## Start GIVEN ENTRIES

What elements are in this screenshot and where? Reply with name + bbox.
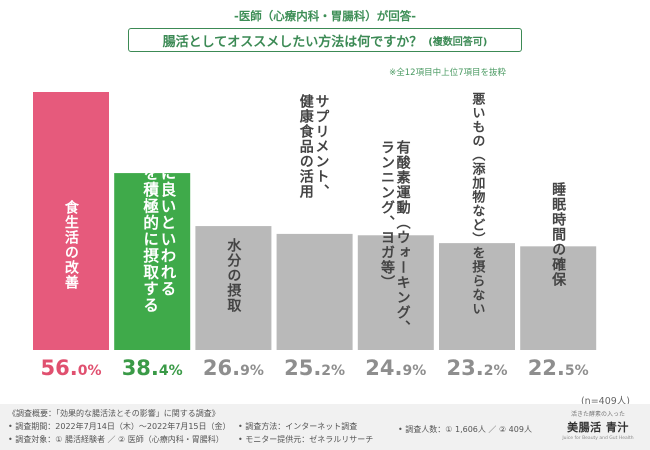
bar-5 (357, 235, 434, 350)
survey-target: • 調査対象：① 腸活経験者 ／ ② 医師（心療内科・胃腸科） (8, 435, 224, 444)
value-integer: 24. (365, 356, 403, 380)
bar-2 (114, 173, 191, 350)
value-label-1: 56.0% (33, 356, 109, 380)
category-label-7: 睡眠時間の確保 (550, 182, 567, 287)
survey-period: • 調査期間：2022年7月14日（木）〜2022年7月15日（金） (8, 422, 231, 431)
bar-1 (33, 92, 109, 350)
value-decimal: 5% (564, 363, 589, 379)
value-integer: 22. (527, 356, 565, 380)
sample-size-note: (n=409人) (580, 396, 630, 407)
value-integer: 38. (121, 356, 159, 380)
logo-tagline: 活きた酵素の入った (570, 411, 625, 418)
survey-method: • 調査方法：インターネット調査 (238, 422, 358, 431)
category-label-3: 水分の摂取 (225, 238, 242, 314)
value-decimal: 9% (402, 363, 427, 379)
survey-provider: • モニター提供元：ゼネラルリサーチ (238, 435, 374, 444)
category-label-2: 腸活に良いといわれる 食品を積極的に摂取する (141, 132, 177, 314)
bar-7 (520, 246, 597, 350)
survey-subtitle: -医師（心療内科・胃腸科）が回答- (233, 9, 417, 23)
value-label-4: 25.2% (277, 356, 353, 380)
chart-title-box: 腸活としてオススメしたい方法は何ですか？ (複数回答可) (128, 28, 522, 52)
chart-title-note: (複数回答可) (428, 36, 488, 48)
category-label-4: サプリメント、 健康食品の活用 (297, 94, 330, 199)
category-label-6: 悪いもの（添加物など）を摂らない (469, 92, 485, 316)
bar-6 (439, 243, 515, 350)
value-integer: 25. (284, 356, 322, 380)
selection-note: ※全12項目中上位7項目を抜粋 (389, 68, 506, 78)
survey-overview: 《調査概要：「効果的な腸活法とその影響」に関する調査》 (8, 409, 220, 418)
value-label-3: 26.9% (195, 356, 271, 380)
category-label-5: 有酸素運動（ウォーキング、 ランニング、ヨガ等） (378, 140, 411, 335)
bar-4 (276, 233, 353, 350)
bar-3 (195, 226, 272, 350)
value-integer: 23. (446, 356, 484, 380)
value-label-2: 38.4% (114, 356, 190, 380)
logo-subtext: Juice for Beauty and Gut Health (562, 436, 634, 441)
value-decimal: 2% (321, 363, 346, 379)
value-integer: 26. (202, 356, 241, 380)
brand-logo: 活きた酵素の入った 美腸活 青汁 Juice for Beauty and Gu… (558, 409, 638, 445)
category-label-1: 食生活の改善 (62, 200, 79, 290)
survey-footer: 《調査概要：「効果的な腸活法とその影響」に関する調査》 • 調査期間：2022年… (0, 404, 650, 450)
value-label-6: 23.2% (439, 356, 515, 380)
value-decimal: 9% (240, 363, 264, 379)
value-integer: 56. (40, 356, 78, 380)
value-decimal: 4% (158, 363, 183, 379)
logo-brand: 美腸活 青汁 (567, 421, 629, 434)
value-label-5: 24.9% (358, 356, 434, 380)
survey-count: • 調査人数：① 1,606人 ／ ② 409人 (398, 425, 532, 434)
value-decimal: 2% (483, 363, 508, 379)
value-label-7: 22.5% (520, 356, 596, 380)
value-decimal: 0% (77, 363, 102, 379)
chart-title: 腸活としてオススメしたい方法は何ですか？ (162, 34, 423, 50)
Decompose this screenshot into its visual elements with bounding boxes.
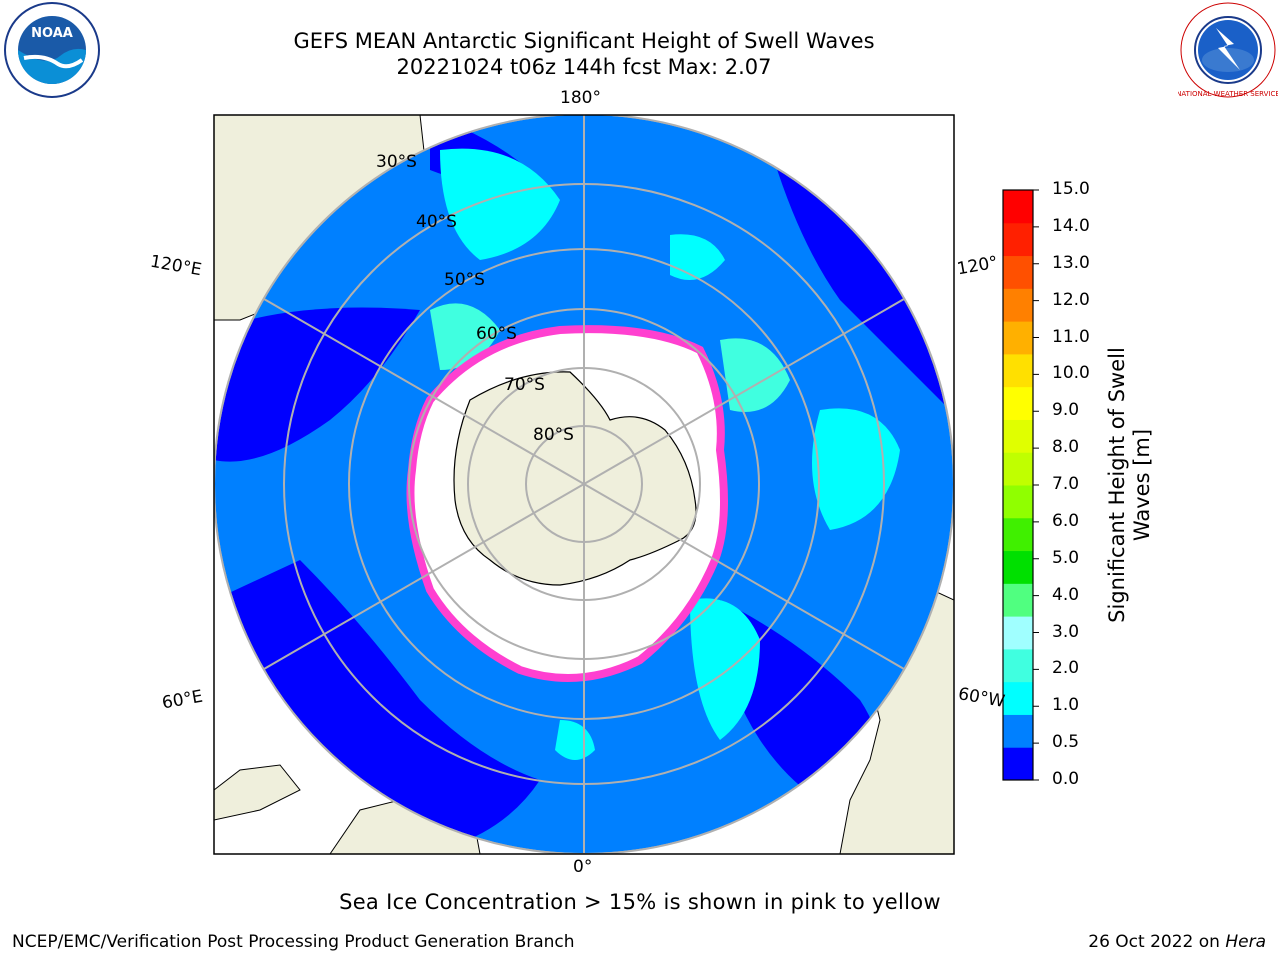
colorbar-tick-label: 4.0 — [1052, 584, 1080, 605]
colorbar-segment — [1003, 485, 1033, 519]
colorbar-segment — [1003, 321, 1033, 355]
colorbar-segment — [1003, 353, 1033, 388]
colorbar-tick-label: 14.0 — [1052, 215, 1090, 236]
lat-label-80s: 80°S — [533, 425, 574, 445]
colorbar-tick-label: 8.0 — [1052, 437, 1080, 458]
colorbar-tick-label: 0.5 — [1052, 732, 1080, 753]
noaa-logo: NOAA — [4, 2, 100, 98]
noaa-logo-text: NOAA — [31, 26, 73, 41]
colorbar-tick-label: 7.0 — [1052, 474, 1080, 494]
colorbar-tick-label: 12.0 — [1052, 289, 1090, 310]
colorbar-tick-label: 11.0 — [1052, 326, 1090, 347]
nws-logo: NATIONAL WEATHER SERVICE — [1178, 2, 1278, 98]
colorbar-segment — [1003, 452, 1033, 486]
colorbar-segment — [1003, 681, 1033, 715]
colorbar-segment — [1003, 583, 1033, 617]
colorbar-segment — [1003, 190, 1033, 224]
footer-date-text: 26 Oct 2022 on — [1088, 932, 1220, 952]
colorbar-tick-label: 6.0 — [1052, 510, 1080, 531]
colorbar-segment — [1003, 747, 1033, 781]
colorbar-tick-label: 1.0 — [1052, 695, 1080, 716]
colorbar-segment — [1003, 714, 1033, 748]
africa-land — [214, 764, 301, 821]
colorbar-segment — [1003, 222, 1033, 257]
lon-label-180: 180° — [560, 88, 601, 108]
lat-label-60s: 60°S — [476, 324, 517, 344]
footer-host: Hera — [1225, 932, 1266, 952]
colorbar-tick-label: 5.0 — [1052, 547, 1080, 568]
colorbar-segment — [1003, 616, 1033, 650]
chart-title: GEFS MEAN Antarctic Significant Height o… — [293, 29, 875, 53]
colorbar-segment — [1003, 419, 1033, 453]
colorbar-tick-label: 3.0 — [1052, 621, 1080, 642]
lat-label-50s: 50°S — [444, 270, 485, 290]
lon-label-0: 0° — [573, 857, 593, 877]
colorbar-label: Significant Height of Swell Waves [m] — [1105, 347, 1154, 623]
lat-label-40s: 40°S — [416, 212, 457, 232]
lat-label-70s: 70°S — [504, 375, 545, 395]
colorbar-tick-label: 10.0 — [1052, 363, 1090, 384]
footer-date: 26 Oct 2022 on Hera — [1088, 932, 1266, 952]
sea-ice-caption: Sea Ice Concentration > 15% is shown in … — [339, 890, 941, 914]
chart-subtitle: 20221024 t06z 144h fcst Max: 2.07 — [396, 55, 772, 79]
colorbar-tick-label: 9.0 — [1052, 400, 1080, 421]
colorbar-segment — [1003, 255, 1033, 289]
colorbar-segment — [1003, 517, 1033, 552]
lat-label-30s: 30°S — [376, 152, 417, 172]
footer-credit: NCEP/EMC/Verification Post Processing Pr… — [12, 932, 575, 952]
colorbar — [1002, 189, 1039, 781]
colorbar-tick-label: 2.0 — [1052, 658, 1080, 679]
colorbar-segment — [1003, 288, 1033, 322]
colorbar-tick-label: 15.0 — [1052, 179, 1090, 199]
colorbar-segment — [1003, 648, 1033, 683]
colorbar-segment — [1003, 386, 1033, 420]
colorbar-tick-label: 13.0 — [1052, 252, 1090, 273]
nws-logo-text: NATIONAL WEATHER SERVICE — [1178, 90, 1278, 98]
colorbar-segment — [1003, 550, 1033, 584]
colorbar-tick-label: 0.0 — [1052, 769, 1080, 789]
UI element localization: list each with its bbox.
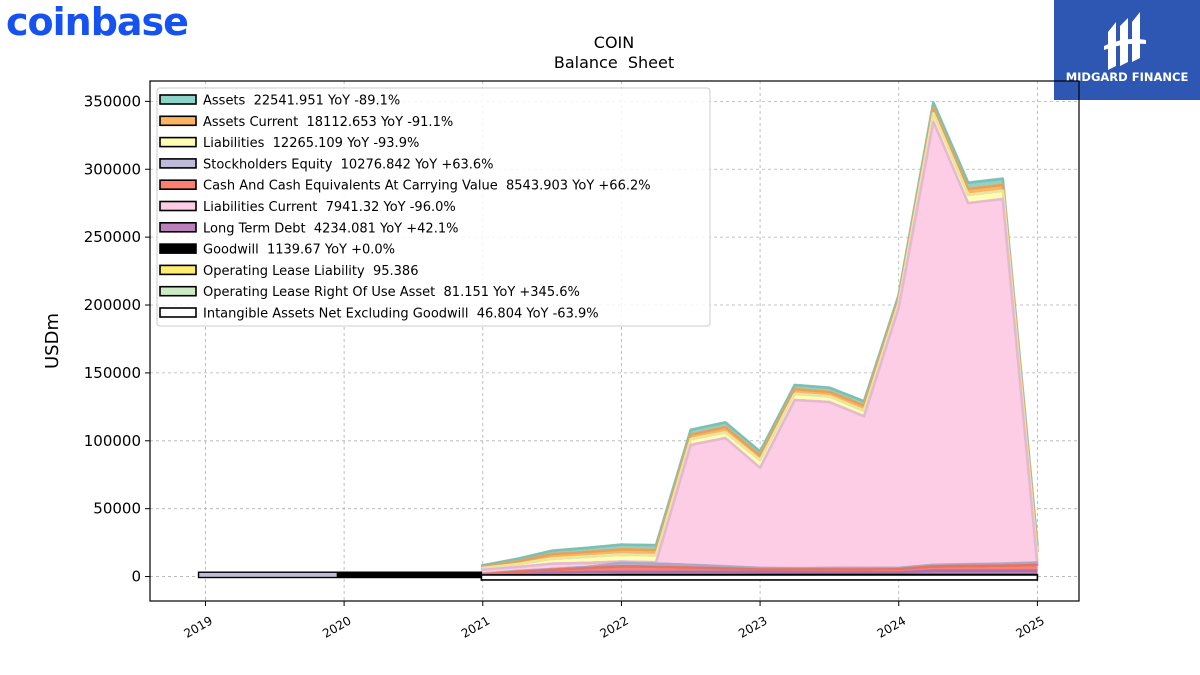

## End GIVEN ENTRIES

*EXERCISE BRIEF*
Pull out every line in the records above, word for word, from the line with "colorbar-tick-label: 4.0 —" to the line with "colorbar-tick-label: 1.0 —", including both of those lines.

*ANSWER TO THE EXERCISE*
colorbar-tick-label: 4.0 — [1052, 584, 1080, 605]
colorbar-segment — [1003, 485, 1033, 519]
colorbar-segment — [1003, 321, 1033, 355]
colorbar-segment — [1003, 353, 1033, 388]
colorbar-tick-label: 14.0 — [1052, 215, 1090, 236]
lat-label-80s: 80°S — [533, 425, 574, 445]
colorbar-tick-label: 8.0 — [1052, 437, 1080, 458]
colorbar-tick-label: 0.5 — [1052, 732, 1080, 753]
noaa-logo: NOAA — [4, 2, 100, 98]
noaa-logo-text: NOAA — [31, 26, 73, 41]
colorbar-tick-label: 7.0 — [1052, 474, 1080, 494]
colorbar-tick-label: 12.0 — [1052, 289, 1090, 310]
colorbar-tick-label: 11.0 — [1052, 326, 1090, 347]
nws-logo: NATIONAL WEATHER SERVICE — [1178, 2, 1278, 98]
colorbar-segment — [1003, 452, 1033, 486]
colorbar-segment — [1003, 681, 1033, 715]
colorbar-segment — [1003, 583, 1033, 617]
colorbar-segment — [1003, 190, 1033, 224]
footer-date-text: 26 Oct 2022 on — [1088, 932, 1220, 952]
colorbar-tick-label: 6.0 — [1052, 510, 1080, 531]
colorbar-segment — [1003, 747, 1033, 781]
colorbar-tick-label: 1.0 — [1052, 695, 1080, 716]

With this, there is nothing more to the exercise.